━━━━━ Data provided
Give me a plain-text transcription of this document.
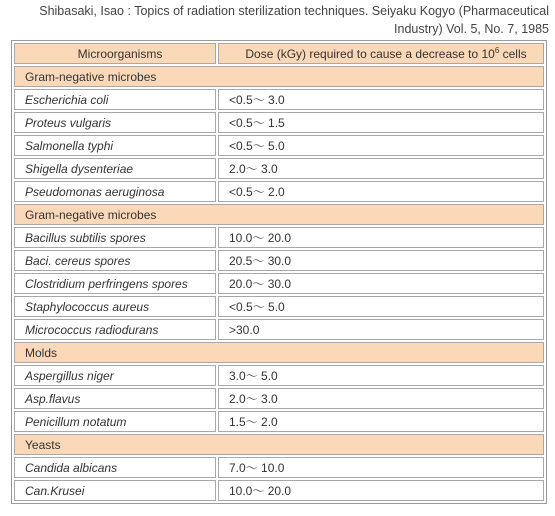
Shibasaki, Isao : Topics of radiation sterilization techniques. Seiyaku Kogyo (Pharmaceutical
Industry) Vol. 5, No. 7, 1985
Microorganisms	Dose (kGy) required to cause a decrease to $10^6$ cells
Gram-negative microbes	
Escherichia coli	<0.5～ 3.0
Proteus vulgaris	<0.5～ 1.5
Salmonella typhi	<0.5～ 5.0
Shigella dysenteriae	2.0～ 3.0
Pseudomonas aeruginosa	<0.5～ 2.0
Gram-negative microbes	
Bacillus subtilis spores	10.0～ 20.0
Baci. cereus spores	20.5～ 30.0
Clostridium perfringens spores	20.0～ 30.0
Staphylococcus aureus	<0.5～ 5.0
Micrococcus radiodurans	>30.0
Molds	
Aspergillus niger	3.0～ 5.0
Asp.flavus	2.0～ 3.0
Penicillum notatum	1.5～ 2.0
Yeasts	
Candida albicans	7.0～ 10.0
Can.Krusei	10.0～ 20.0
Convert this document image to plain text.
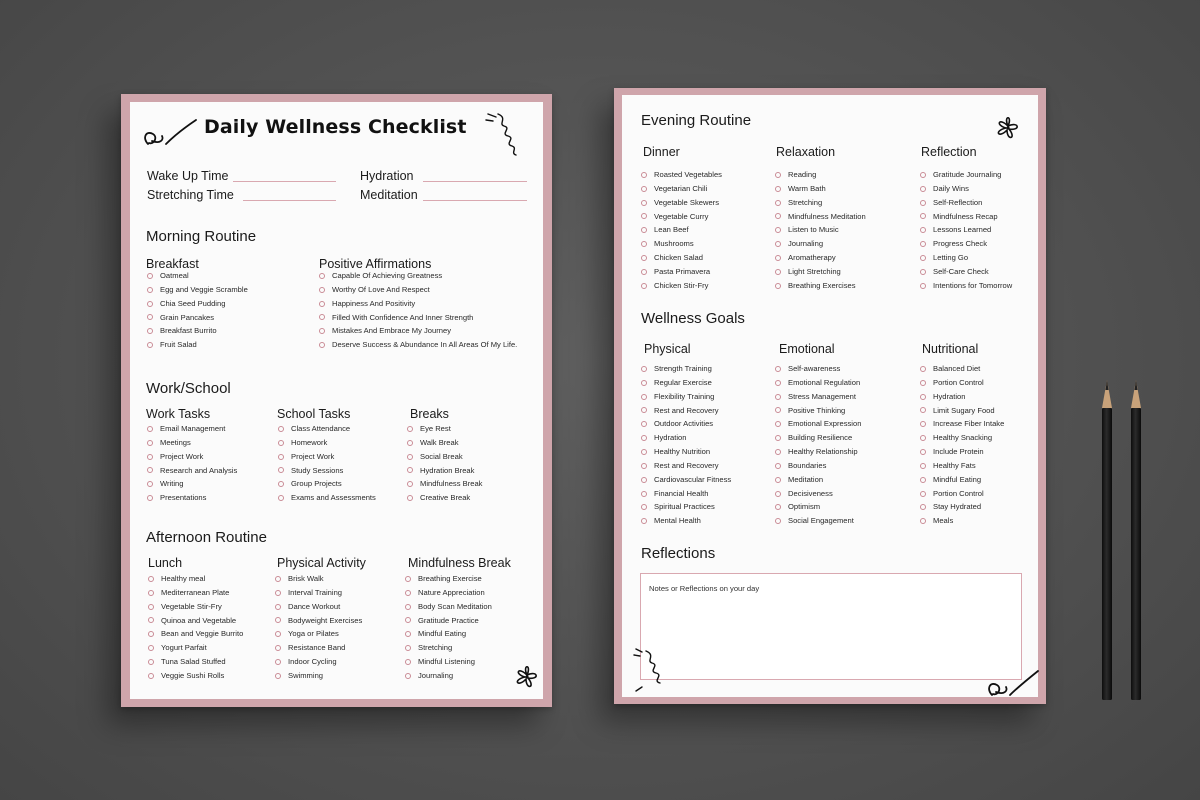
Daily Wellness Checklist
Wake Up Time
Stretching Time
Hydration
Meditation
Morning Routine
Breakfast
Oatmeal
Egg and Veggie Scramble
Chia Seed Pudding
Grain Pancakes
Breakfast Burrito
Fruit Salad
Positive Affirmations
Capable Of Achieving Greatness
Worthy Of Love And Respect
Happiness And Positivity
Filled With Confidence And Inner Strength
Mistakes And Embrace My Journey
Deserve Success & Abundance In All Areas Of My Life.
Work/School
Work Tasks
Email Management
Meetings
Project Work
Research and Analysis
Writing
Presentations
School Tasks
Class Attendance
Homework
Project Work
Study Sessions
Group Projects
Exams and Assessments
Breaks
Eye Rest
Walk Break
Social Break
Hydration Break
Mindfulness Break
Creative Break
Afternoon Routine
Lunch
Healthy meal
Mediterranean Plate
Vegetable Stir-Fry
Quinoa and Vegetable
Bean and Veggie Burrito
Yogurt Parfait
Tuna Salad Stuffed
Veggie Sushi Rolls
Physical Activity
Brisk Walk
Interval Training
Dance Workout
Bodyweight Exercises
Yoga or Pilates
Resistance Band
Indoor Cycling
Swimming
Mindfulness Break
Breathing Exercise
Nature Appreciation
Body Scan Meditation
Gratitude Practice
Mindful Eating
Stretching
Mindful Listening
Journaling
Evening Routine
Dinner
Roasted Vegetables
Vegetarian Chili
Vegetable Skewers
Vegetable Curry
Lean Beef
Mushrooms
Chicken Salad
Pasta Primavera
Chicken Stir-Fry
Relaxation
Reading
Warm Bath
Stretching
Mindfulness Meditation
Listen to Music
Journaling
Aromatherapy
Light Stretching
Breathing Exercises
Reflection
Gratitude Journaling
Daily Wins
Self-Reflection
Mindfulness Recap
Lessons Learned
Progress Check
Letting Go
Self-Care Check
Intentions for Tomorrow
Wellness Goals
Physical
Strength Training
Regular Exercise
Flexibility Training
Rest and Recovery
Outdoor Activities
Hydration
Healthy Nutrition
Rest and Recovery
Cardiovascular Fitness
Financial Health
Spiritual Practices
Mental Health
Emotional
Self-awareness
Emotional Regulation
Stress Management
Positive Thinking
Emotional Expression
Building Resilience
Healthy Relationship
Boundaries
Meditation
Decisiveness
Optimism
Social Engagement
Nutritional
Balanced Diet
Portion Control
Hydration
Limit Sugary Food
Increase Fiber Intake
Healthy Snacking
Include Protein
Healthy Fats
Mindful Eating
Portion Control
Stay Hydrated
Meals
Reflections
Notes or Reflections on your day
━━━━━━━━━━
→ **What this task involves**
When the word "Training" shows up in a line of the entries, report that line.

→ **Problem solution**
Interval Training
Strength Training
Flexibility Training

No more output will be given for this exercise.